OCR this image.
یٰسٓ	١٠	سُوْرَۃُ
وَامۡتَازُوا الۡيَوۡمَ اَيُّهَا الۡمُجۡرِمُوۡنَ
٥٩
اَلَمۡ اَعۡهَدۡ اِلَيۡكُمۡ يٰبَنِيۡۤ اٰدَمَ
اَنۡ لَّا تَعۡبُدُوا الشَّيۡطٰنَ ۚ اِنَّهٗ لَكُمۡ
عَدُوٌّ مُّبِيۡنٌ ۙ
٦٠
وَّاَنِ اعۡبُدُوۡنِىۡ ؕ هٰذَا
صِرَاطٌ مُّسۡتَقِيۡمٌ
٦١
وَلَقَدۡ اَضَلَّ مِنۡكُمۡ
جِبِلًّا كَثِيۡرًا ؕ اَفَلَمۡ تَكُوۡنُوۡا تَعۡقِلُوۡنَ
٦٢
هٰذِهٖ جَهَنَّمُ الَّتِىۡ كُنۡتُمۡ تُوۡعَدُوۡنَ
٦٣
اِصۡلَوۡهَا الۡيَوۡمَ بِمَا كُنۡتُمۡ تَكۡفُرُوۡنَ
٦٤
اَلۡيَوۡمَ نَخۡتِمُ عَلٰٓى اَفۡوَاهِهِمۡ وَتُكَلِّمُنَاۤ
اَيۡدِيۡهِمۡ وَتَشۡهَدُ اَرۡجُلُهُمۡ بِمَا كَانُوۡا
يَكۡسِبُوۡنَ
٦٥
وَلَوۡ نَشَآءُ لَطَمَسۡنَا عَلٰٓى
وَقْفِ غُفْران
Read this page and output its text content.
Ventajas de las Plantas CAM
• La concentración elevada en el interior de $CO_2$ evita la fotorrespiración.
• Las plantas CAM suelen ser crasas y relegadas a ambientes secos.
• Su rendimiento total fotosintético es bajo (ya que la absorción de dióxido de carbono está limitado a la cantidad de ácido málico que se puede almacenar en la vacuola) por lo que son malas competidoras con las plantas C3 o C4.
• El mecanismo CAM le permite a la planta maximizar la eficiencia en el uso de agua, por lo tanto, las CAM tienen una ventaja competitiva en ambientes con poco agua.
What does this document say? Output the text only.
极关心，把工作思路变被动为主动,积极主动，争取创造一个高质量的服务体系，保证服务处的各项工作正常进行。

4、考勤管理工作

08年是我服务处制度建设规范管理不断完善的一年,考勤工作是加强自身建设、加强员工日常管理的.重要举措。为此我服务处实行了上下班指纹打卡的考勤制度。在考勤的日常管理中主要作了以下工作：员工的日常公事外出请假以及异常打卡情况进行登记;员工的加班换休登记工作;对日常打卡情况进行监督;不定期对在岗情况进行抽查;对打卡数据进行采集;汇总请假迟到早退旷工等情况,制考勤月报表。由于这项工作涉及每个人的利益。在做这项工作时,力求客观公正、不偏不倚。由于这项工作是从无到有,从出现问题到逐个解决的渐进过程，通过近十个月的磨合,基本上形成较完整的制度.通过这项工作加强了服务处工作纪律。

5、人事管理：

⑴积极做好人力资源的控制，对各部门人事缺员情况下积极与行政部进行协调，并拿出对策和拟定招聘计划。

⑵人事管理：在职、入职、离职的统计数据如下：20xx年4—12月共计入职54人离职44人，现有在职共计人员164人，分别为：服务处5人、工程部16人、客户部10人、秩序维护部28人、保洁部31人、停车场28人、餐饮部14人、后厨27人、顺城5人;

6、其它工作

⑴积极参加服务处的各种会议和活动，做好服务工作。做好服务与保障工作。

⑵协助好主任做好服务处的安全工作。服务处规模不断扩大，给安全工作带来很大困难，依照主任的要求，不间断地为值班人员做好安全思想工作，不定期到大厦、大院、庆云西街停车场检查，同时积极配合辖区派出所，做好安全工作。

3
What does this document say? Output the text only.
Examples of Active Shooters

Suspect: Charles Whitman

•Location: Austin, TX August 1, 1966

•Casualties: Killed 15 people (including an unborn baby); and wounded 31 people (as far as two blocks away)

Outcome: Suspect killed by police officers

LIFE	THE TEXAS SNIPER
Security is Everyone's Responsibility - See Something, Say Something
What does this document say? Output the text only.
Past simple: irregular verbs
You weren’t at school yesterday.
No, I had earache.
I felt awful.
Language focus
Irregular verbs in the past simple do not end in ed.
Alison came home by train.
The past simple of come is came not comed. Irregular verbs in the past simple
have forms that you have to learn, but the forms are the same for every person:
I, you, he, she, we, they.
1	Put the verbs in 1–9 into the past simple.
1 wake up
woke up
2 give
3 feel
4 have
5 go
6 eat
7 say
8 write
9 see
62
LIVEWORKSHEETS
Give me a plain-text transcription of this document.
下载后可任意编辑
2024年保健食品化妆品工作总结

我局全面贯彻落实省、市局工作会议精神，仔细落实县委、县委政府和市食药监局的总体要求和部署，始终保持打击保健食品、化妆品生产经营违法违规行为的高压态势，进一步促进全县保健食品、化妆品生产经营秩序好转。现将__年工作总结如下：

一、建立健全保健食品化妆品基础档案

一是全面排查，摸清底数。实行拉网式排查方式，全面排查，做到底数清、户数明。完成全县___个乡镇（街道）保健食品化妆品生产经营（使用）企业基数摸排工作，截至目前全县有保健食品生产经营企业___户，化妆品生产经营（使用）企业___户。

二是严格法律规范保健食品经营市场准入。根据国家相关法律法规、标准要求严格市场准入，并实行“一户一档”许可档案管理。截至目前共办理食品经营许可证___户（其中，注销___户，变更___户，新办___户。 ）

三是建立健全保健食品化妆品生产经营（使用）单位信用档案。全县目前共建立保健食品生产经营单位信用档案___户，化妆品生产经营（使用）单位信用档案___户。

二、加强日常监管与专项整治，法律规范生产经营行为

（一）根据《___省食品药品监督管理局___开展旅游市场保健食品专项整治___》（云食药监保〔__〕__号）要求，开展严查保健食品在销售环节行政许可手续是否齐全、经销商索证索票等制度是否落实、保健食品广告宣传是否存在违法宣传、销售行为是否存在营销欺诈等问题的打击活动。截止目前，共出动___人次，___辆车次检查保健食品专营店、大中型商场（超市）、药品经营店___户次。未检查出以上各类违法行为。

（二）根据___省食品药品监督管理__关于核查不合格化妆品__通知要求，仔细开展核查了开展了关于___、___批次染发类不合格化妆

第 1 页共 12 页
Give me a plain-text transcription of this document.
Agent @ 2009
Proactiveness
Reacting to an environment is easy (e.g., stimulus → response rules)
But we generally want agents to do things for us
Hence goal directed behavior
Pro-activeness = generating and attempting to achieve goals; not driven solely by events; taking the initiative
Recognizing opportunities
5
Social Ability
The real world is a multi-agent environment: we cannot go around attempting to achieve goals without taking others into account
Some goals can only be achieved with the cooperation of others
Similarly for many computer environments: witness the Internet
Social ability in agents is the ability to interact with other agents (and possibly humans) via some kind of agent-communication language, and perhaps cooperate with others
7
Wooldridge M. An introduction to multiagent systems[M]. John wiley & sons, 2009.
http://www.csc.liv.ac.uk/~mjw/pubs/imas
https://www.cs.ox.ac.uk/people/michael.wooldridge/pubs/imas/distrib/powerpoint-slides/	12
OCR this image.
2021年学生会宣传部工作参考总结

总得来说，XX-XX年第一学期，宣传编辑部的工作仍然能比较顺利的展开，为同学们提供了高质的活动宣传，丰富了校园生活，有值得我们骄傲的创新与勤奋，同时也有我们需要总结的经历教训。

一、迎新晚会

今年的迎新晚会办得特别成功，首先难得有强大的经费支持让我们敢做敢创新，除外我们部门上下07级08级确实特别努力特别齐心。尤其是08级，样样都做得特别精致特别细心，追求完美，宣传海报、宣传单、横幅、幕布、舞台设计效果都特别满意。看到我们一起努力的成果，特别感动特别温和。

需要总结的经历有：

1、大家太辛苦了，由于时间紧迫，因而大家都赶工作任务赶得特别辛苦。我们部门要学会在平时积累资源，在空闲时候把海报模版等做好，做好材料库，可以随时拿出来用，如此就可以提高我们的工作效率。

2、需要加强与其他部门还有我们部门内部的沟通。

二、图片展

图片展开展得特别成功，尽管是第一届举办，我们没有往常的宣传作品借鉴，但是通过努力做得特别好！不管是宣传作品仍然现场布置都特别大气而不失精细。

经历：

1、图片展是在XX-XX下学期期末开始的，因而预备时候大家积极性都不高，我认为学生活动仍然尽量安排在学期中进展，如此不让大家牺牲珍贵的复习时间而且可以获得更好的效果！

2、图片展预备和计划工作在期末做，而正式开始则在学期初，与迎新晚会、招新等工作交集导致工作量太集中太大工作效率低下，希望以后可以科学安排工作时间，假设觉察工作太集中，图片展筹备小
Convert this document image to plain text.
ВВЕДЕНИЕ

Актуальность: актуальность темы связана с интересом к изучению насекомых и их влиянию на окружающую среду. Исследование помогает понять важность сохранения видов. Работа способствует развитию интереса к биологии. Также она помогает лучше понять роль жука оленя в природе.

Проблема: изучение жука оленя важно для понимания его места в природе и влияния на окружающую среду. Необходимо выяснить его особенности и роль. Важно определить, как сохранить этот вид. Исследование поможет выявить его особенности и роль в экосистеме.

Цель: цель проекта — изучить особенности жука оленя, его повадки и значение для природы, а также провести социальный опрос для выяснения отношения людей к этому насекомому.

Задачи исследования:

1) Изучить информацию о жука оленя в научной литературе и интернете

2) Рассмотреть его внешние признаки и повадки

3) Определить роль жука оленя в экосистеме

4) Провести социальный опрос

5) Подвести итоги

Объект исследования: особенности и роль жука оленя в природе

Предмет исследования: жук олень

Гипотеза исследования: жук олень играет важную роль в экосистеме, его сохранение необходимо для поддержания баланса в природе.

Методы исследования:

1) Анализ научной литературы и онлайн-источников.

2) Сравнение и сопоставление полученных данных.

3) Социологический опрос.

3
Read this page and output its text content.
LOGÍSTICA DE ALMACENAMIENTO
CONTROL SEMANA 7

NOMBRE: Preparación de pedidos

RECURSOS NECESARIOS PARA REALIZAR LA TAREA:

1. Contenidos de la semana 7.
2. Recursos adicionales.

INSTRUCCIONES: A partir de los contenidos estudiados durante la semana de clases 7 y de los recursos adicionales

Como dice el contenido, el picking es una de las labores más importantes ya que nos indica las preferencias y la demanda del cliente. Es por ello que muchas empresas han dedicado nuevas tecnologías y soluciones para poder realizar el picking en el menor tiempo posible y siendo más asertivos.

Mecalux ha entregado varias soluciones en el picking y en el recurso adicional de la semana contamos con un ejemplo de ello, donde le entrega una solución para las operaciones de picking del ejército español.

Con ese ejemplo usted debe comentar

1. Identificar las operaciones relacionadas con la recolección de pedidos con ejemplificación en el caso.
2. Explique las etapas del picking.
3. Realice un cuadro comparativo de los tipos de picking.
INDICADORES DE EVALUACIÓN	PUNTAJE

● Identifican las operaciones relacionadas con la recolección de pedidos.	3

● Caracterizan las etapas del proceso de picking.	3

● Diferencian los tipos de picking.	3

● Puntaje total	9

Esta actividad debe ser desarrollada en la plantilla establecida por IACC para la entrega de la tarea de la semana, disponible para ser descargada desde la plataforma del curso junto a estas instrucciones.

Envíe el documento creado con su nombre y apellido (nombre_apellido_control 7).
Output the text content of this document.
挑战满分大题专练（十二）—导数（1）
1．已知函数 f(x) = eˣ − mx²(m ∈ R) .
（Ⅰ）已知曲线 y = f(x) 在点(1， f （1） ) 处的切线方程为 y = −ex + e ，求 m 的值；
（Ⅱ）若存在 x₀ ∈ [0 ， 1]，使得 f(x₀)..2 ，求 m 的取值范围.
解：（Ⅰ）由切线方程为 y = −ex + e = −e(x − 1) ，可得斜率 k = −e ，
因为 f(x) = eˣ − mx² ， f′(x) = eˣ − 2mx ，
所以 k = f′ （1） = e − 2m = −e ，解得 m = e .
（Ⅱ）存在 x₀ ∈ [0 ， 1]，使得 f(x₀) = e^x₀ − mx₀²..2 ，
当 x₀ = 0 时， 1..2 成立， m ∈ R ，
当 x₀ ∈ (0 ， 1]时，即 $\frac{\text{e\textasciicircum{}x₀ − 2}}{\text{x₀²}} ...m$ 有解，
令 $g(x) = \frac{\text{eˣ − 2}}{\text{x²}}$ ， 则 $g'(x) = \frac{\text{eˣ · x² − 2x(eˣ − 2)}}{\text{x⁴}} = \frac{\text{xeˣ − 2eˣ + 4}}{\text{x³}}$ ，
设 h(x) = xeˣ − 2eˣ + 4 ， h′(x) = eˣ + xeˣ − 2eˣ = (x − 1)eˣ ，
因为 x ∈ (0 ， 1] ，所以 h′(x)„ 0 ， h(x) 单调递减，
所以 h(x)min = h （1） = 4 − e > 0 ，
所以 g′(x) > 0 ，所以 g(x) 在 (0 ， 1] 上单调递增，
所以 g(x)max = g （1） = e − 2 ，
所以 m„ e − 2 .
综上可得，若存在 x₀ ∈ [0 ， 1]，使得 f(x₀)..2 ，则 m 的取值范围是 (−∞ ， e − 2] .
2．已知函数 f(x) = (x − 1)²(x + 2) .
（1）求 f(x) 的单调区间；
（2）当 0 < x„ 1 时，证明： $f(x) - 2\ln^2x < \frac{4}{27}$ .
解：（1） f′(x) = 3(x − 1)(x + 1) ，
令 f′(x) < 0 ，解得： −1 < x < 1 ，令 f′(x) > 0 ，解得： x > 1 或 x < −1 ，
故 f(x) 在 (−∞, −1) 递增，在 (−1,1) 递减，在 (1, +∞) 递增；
....
Aim of the exercise:
How many lines of these entries hold the string "entrega"? Answer with the number alone.

Task solution:
2